— Start of Record set —

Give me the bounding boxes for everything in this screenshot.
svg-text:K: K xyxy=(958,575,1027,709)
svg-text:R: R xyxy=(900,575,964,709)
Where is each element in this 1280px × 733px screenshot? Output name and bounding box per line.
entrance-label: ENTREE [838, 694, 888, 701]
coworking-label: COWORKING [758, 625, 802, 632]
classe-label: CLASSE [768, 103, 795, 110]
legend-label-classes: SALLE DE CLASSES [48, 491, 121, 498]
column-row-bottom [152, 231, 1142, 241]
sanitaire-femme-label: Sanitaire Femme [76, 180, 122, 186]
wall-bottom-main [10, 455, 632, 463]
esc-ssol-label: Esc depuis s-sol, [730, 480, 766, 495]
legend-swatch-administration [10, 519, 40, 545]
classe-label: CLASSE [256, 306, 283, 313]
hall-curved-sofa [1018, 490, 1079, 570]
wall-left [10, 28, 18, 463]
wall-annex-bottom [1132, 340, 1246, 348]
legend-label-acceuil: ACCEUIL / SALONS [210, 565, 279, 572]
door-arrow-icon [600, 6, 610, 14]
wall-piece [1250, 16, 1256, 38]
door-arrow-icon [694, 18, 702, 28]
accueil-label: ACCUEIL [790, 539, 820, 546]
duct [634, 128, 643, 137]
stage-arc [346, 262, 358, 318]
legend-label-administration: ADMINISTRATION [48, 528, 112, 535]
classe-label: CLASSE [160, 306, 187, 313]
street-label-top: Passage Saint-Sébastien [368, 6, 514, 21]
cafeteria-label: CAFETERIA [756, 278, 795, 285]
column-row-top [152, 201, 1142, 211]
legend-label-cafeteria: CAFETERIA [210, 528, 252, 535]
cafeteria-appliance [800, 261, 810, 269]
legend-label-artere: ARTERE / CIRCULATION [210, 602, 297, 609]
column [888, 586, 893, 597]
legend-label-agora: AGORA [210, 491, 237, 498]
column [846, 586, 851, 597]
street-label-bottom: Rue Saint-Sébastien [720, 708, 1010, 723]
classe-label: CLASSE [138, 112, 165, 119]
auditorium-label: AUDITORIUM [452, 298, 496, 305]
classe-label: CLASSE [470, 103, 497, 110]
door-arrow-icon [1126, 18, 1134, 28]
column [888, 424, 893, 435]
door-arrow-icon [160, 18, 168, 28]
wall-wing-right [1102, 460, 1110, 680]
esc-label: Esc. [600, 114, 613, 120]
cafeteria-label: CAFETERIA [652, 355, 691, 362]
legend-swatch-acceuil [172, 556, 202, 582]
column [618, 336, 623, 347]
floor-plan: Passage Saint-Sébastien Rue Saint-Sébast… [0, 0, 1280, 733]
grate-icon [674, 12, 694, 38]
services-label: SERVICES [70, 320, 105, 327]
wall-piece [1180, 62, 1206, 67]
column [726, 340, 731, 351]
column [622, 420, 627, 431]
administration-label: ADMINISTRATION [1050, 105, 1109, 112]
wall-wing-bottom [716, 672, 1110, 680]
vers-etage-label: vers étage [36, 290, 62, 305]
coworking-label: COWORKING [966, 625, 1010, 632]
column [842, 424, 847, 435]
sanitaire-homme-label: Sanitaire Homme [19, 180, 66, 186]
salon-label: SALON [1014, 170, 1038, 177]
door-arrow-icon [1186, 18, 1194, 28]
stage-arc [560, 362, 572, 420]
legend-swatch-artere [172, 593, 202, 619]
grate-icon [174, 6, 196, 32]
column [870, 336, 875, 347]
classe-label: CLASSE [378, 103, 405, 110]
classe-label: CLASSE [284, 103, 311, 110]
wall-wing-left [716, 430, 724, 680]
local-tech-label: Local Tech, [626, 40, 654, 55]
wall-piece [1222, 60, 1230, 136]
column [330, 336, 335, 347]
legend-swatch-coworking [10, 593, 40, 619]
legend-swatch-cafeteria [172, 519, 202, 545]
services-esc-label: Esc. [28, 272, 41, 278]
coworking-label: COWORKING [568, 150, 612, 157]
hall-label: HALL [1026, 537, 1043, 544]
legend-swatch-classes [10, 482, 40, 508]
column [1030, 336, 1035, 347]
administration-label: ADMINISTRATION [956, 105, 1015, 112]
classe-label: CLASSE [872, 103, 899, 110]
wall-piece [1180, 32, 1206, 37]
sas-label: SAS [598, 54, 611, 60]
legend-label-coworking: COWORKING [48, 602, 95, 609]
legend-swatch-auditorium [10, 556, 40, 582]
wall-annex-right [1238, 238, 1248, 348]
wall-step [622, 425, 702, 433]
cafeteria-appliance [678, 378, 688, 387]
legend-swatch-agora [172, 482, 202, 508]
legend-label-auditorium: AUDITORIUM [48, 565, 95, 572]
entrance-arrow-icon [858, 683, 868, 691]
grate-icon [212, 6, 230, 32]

— End of Record set —

** Task requirements **
Reproduce the rows from the very first one through the line that contains "door-arrow-icon [600, 6, 610, 14]", substituting "image" for "screenshot" and leaving everything else unchanged.

** Completed exercise **
Give me the bounding boxes for everything in this image.
svg-text:K: K xyxy=(958,575,1027,709)
svg-text:R: R xyxy=(900,575,964,709)
Where is each element in this 1280px × 733px image? Output name and bounding box per line.
entrance-label: ENTREE [838, 694, 888, 701]
coworking-label: COWORKING [758, 625, 802, 632]
classe-label: CLASSE [768, 103, 795, 110]
legend-label-classes: SALLE DE CLASSES [48, 491, 121, 498]
column-row-bottom [152, 231, 1142, 241]
sanitaire-femme-label: Sanitaire Femme [76, 180, 122, 186]
wall-bottom-main [10, 455, 632, 463]
esc-ssol-label: Esc depuis s-sol, [730, 480, 766, 495]
legend-swatch-administration [10, 519, 40, 545]
classe-label: CLASSE [256, 306, 283, 313]
hall-curved-sofa [1018, 490, 1079, 570]
wall-left [10, 28, 18, 463]
wall-annex-bottom [1132, 340, 1246, 348]
legend-label-acceuil: ACCEUIL / SALONS [210, 565, 279, 572]
door-arrow-icon [600, 6, 610, 14]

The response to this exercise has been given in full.